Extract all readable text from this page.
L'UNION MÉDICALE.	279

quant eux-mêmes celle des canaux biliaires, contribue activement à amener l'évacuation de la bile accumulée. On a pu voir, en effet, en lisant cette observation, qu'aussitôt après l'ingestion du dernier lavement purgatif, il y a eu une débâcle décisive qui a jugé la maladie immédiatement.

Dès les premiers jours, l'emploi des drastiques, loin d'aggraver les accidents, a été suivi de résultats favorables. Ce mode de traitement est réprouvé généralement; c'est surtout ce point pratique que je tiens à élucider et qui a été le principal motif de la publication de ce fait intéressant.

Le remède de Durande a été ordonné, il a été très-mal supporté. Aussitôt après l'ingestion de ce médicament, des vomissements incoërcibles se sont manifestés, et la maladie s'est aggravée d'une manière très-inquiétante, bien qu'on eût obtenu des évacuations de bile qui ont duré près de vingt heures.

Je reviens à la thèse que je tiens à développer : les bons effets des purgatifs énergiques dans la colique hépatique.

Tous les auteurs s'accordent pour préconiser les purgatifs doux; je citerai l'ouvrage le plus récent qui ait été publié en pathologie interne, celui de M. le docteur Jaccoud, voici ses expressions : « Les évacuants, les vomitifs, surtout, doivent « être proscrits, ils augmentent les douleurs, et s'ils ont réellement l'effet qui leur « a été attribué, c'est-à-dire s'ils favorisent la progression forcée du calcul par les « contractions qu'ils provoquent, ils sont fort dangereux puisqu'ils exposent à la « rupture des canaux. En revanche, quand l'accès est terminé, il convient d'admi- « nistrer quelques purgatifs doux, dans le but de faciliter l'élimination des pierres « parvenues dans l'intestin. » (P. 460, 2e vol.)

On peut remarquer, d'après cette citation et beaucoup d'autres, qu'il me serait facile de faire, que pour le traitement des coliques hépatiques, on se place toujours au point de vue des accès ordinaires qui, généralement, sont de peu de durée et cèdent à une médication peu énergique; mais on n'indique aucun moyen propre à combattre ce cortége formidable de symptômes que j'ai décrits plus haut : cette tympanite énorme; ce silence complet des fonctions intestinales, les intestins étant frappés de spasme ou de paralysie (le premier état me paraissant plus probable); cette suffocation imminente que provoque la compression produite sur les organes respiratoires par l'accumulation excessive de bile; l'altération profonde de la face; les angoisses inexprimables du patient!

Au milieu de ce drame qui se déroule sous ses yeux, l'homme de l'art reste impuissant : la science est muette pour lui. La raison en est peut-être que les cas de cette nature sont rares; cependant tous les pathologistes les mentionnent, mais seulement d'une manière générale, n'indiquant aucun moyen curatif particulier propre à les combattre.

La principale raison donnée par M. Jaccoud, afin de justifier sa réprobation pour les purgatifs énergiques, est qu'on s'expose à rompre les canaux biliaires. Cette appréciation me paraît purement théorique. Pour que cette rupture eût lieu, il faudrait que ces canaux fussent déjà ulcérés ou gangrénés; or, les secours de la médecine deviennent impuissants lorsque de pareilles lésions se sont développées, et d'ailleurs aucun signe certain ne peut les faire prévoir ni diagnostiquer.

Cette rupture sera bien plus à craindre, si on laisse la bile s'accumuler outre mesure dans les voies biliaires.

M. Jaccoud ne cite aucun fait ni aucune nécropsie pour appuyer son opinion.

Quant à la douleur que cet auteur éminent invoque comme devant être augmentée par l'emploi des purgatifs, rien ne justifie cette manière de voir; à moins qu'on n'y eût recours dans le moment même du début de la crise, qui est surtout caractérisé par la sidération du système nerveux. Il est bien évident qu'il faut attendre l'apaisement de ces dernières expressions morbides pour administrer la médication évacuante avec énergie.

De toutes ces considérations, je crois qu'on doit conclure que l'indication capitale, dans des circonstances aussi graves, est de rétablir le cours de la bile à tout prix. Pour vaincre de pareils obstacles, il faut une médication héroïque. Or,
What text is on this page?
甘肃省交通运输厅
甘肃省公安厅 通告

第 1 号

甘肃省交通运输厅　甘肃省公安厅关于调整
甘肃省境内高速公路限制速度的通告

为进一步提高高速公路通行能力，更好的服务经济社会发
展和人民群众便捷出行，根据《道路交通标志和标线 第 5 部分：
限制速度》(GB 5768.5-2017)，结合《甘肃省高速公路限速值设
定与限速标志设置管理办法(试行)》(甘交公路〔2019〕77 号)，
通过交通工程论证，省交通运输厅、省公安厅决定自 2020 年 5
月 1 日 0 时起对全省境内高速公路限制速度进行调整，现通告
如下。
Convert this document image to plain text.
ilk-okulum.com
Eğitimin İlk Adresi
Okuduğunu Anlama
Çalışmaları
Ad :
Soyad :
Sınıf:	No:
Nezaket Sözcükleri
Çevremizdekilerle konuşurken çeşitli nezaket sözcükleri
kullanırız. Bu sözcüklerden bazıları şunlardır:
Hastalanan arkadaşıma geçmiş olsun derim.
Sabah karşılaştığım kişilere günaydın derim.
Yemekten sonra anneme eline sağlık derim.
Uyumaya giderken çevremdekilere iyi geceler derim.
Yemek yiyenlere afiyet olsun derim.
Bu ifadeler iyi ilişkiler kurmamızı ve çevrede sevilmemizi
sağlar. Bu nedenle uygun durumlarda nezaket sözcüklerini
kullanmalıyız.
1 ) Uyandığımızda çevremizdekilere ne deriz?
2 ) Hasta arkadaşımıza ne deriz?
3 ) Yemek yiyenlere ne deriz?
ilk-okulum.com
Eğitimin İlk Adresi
----
Repeat word for word every line from the one that holds "What text is on this page?" to the end. Both ends count.

What text is on this page?
甘肃省交通运输厅
甘肃省公安厅 通告

第 1 号

甘肃省交通运输厅　甘肃省公安厅关于调整
甘肃省境内高速公路限制速度的通告

为进一步提高高速公路通行能力，更好的服务经济社会发
展和人民群众便捷出行，根据《道路交通标志和标线 第 5 部分：
限制速度》(GB 5768.5-2017)，结合《甘肃省高速公路限速值设
定与限速标志设置管理办法(试行)》(甘交公路〔2019〕77 号)，
通过交通工程论证，省交通运输厅、省公安厅决定自 2020 年 5
月 1 日 0 时起对全省境内高速公路限制速度进行调整，现通告
如下。
Convert this document image to plain text.
ilk-okulum.com
Eğitimin İlk Adresi
Okuduğunu Anlama
Çalışmaları
Ad :
Soyad :
Sınıf:	No:
Nezaket Sözcükleri
Çevremizdekilerle konuşurken çeşitli nezaket sözcükleri
kullanırız. Bu sözcüklerden bazıları şunlardır:
Hastalanan arkadaşıma geçmiş olsun derim.
Sabah karşılaştığım kişilere günaydın derim.
Yemekten sonra anneme eline sağlık derim.
Uyumaya giderken çevremdekilere iyi geceler derim.
Yemek yiyenlere afiyet olsun derim.
Bu ifadeler iyi ilişkiler kurmamızı ve çevrede sevilmemizi
sağlar. Bu nedenle uygun durumlarda nezaket sözcüklerini
kullanmalıyız.
1 ) Uyandığımızda çevremizdekilere ne deriz?
2 ) Hasta arkadaşımıza ne deriz?
3 ) Yemek yiyenlere ne deriz?
ilk-okulum.com
Eğitimin İlk Adresi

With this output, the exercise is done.